- _Source material_
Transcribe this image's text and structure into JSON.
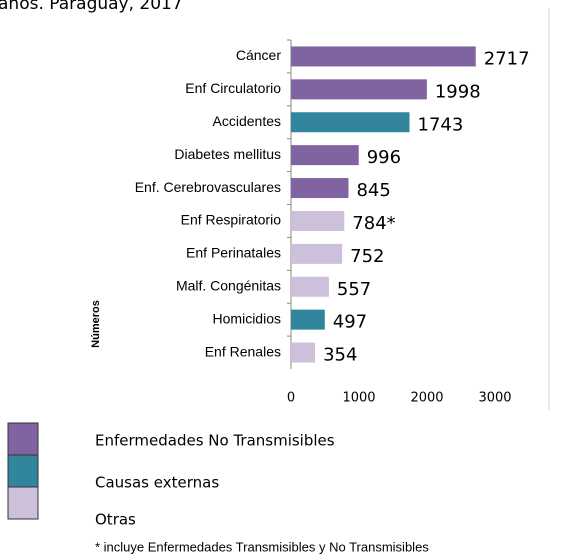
{
  "chart_data": {
    "type": "bar",
    "orientation": "horizontal",
    "title": "años. Paraguay, 2017",
    "y_axis_label": "Números",
    "categories": [
      "Cáncer",
      "Enf Circulatorio",
      "Accidentes",
      "Diabetes mellitus",
      "Enf. Cerebrovasculares",
      "Enf Respiratorio",
      "Enf Perinatales",
      "Malf. Congénitas",
      "Homicidios",
      "Enf Renales"
    ],
    "values": [
      2717,
      1998,
      1743,
      996,
      845,
      784,
      752,
      557,
      497,
      354
    ],
    "value_labels": [
      "2717",
      "1998",
      "1743",
      "996",
      "845",
      "784*",
      "752",
      "557",
      "497",
      "354"
    ],
    "colors": [
      "#8064a2",
      "#8064a2",
      "#31859c",
      "#8064a2",
      "#8064a2",
      "#ccc0da",
      "#ccc0da",
      "#ccc0da",
      "#31859c",
      "#ccc0da"
    ],
    "xlim": [
      0,
      3000
    ],
    "xticks": [
      0,
      1000,
      2000,
      3000
    ],
    "grid": false,
    "legend": [
      {
        "name": "Enfermedades No Transmisibles",
        "color": "#8064a2"
      },
      {
        "name": "Causas externas",
        "color": "#31859c"
      },
      {
        "name": "Otras",
        "color": "#ccc0da"
      }
    ],
    "note": "* incluye Enfermedades Transmisibles y No Transmisibles"
  }
}
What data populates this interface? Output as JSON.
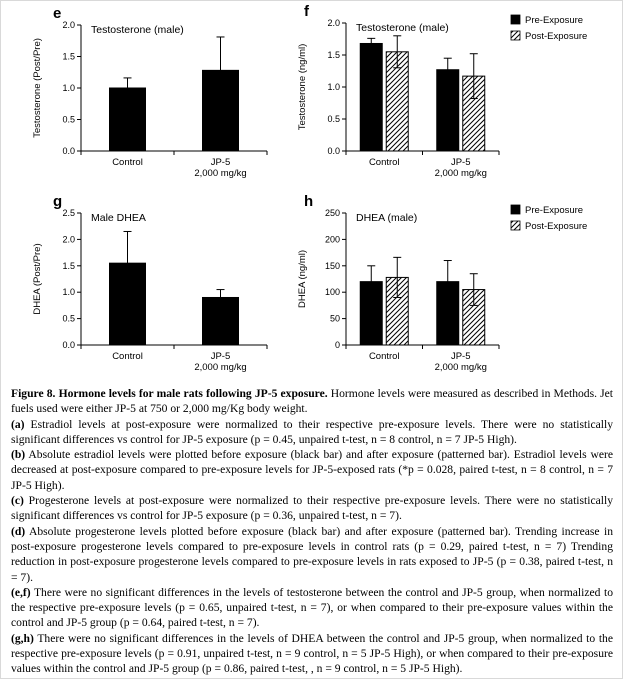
{
  "colors": {
    "bar_fill": "#000000",
    "background": "#ffffff",
    "axis": "#000000"
  },
  "chart_data": [
    {
      "letter": "e",
      "type": "bar",
      "title": "Testosterone (male)",
      "ylabel": "Testosterone (Post/Pre)",
      "xlabel": "",
      "ymax": 2.0,
      "yticks": [
        0,
        0.5,
        1,
        1.5,
        2
      ],
      "ytick_labels": [
        "0.0",
        "0.5",
        "1.0",
        "1.5",
        "2.0"
      ],
      "categories": [
        [
          "Control"
        ],
        [
          "JP-5",
          "2,000 mg/kg"
        ]
      ],
      "legend": false,
      "series": [
        {
          "name": "Post/Pre",
          "pattern": "solid",
          "values": [
            1.0,
            1.28
          ],
          "errors": [
            0.16,
            0.53
          ]
        }
      ]
    },
    {
      "letter": "f",
      "type": "bar",
      "title": "Testosterone (male)",
      "ylabel": "Testosterone (ng/ml)",
      "xlabel": "",
      "ymax": 2.0,
      "yticks": [
        0,
        0.5,
        1,
        1.5,
        2
      ],
      "ytick_labels": [
        "0.0",
        "0.5",
        "1.0",
        "1.5",
        "2.0"
      ],
      "categories": [
        [
          "Control"
        ],
        [
          "JP-5",
          "2,000 mg/kg"
        ]
      ],
      "legend": true,
      "series": [
        {
          "name": "Pre-Exposure",
          "pattern": "solid",
          "values": [
            1.68,
            1.27
          ],
          "errors": [
            0.08,
            0.18
          ]
        },
        {
          "name": "Post-Exposure",
          "pattern": "hatch",
          "values": [
            1.55,
            1.17
          ],
          "errors": [
            0.25,
            0.35
          ]
        }
      ]
    },
    {
      "letter": "g",
      "type": "bar",
      "title": "Male DHEA",
      "ylabel": "DHEA (Post/Pre)",
      "xlabel": "",
      "ymax": 2.5,
      "yticks": [
        0,
        0.5,
        1,
        1.5,
        2,
        2.5
      ],
      "ytick_labels": [
        "0.0",
        "0.5",
        "1.0",
        "1.5",
        "2.0",
        "2.5"
      ],
      "categories": [
        [
          "Control"
        ],
        [
          "JP-5",
          "2,000 mg/kg"
        ]
      ],
      "legend": false,
      "series": [
        {
          "name": "Post/Pre",
          "pattern": "solid",
          "values": [
            1.55,
            0.9
          ],
          "errors": [
            0.6,
            0.15
          ]
        }
      ]
    },
    {
      "letter": "h",
      "type": "bar",
      "title": "DHEA (male)",
      "ylabel": "DHEA (ng/ml)",
      "xlabel": "",
      "ymax": 250,
      "yticks": [
        0,
        50,
        100,
        150,
        200,
        250
      ],
      "ytick_labels": [
        "0",
        "50",
        "100",
        "150",
        "200",
        "250"
      ],
      "categories": [
        [
          "Control"
        ],
        [
          "JP-5",
          "2,000 mg/kg"
        ]
      ],
      "legend": true,
      "series": [
        {
          "name": "Pre-Exposure",
          "pattern": "solid",
          "values": [
            120,
            120
          ],
          "errors": [
            30,
            40
          ]
        },
        {
          "name": "Post-Exposure",
          "pattern": "hatch",
          "values": [
            128,
            105
          ],
          "errors": [
            38,
            30
          ]
        }
      ]
    }
  ],
  "caption": {
    "paragraphs": [
      {
        "bold": "Figure 8. Hormone levels for male rats following JP-5 exposure.",
        "text": " Hormone levels were measured as described in Methods. Jet fuels used were either JP-5 at 750 or 2,000 mg/Kg body weight."
      },
      {
        "bold": "(a)",
        "text": " Estradiol levels at post-exposure were normalized to their respective pre-exposure levels. There were no statistically significant differences vs control for JP-5 exposure (p = 0.45, unpaired t-test, n = 8 control, n = 7 JP-5 High)."
      },
      {
        "bold": "(b)",
        "text": " Absolute estradiol levels were plotted before exposure (black bar) and after exposure (patterned bar). Estradiol levels were decreased at post-exposure compared to pre-exposure levels for JP-5-exposed rats (*p = 0.028, paired t-test, n = 8 control, n = 7 JP-5 High)."
      },
      {
        "bold": "(c)",
        "text": " Progesterone levels at post-exposure were normalized to their respective pre-exposure levels. There were no statistically significant differences vs control for JP-5 exposure (p = 0.36, unpaired t-test, n = 7)."
      },
      {
        "bold": "(d)",
        "text": " Absolute progesterone levels plotted before exposure (black bar) and after exposure (patterned bar). Trending increase in post-exposure progesterone levels compared to pre-exposure levels in control rats (p = 0.29, paired t-test, n = 7) Trending reduction in post-exposure progesterone levels compared to pre-exposure levels in rats exposed to JP-5 (p = 0.38, paired t-test, n = 7)."
      },
      {
        "bold": "(e,f)",
        "text": " There were no significant differences in the levels of testosterone between the control and JP-5 group, when normalized to the respective pre-exposure levels (p = 0.65, unpaired t-test, n = 7), or when compared to their pre-exposure values within the control and JP-5 group (p = 0.64, paired t-test, n = 7)."
      },
      {
        "bold": "(g,h)",
        "text": " There were no significant differences in the levels of DHEA between the control and JP-5 group, when normalized to the respective pre-exposure levels (p = 0.91, unpaired t-test, n = 9 control, n = 5 JP-5 High), or when compared to their pre-exposure values within the control and JP-5 group (p = 0.86, paired t-test, , n = 9 control, n = 5 JP-5 High)."
      }
    ]
  }
}
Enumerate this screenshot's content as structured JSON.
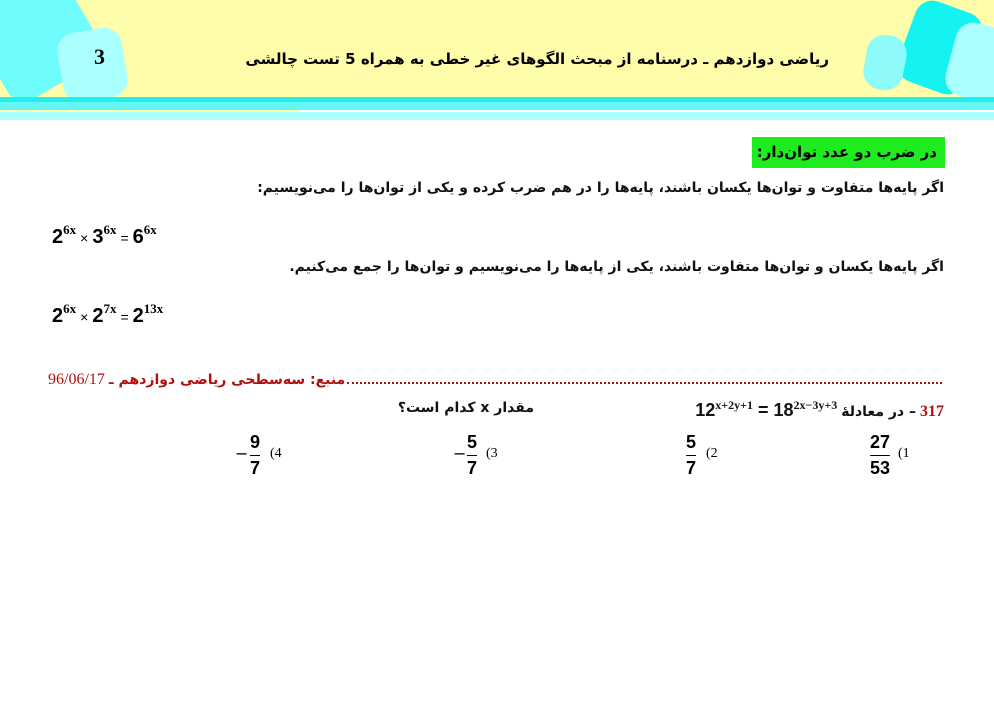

- _Given request_
Collect each line holding the string "JSON".

- _Answer for this exercise_
Transcribe this image's text and structure into JSON.
What data populates this interface? Output as JSON.
Enumerate this screenshot's content as structured JSON.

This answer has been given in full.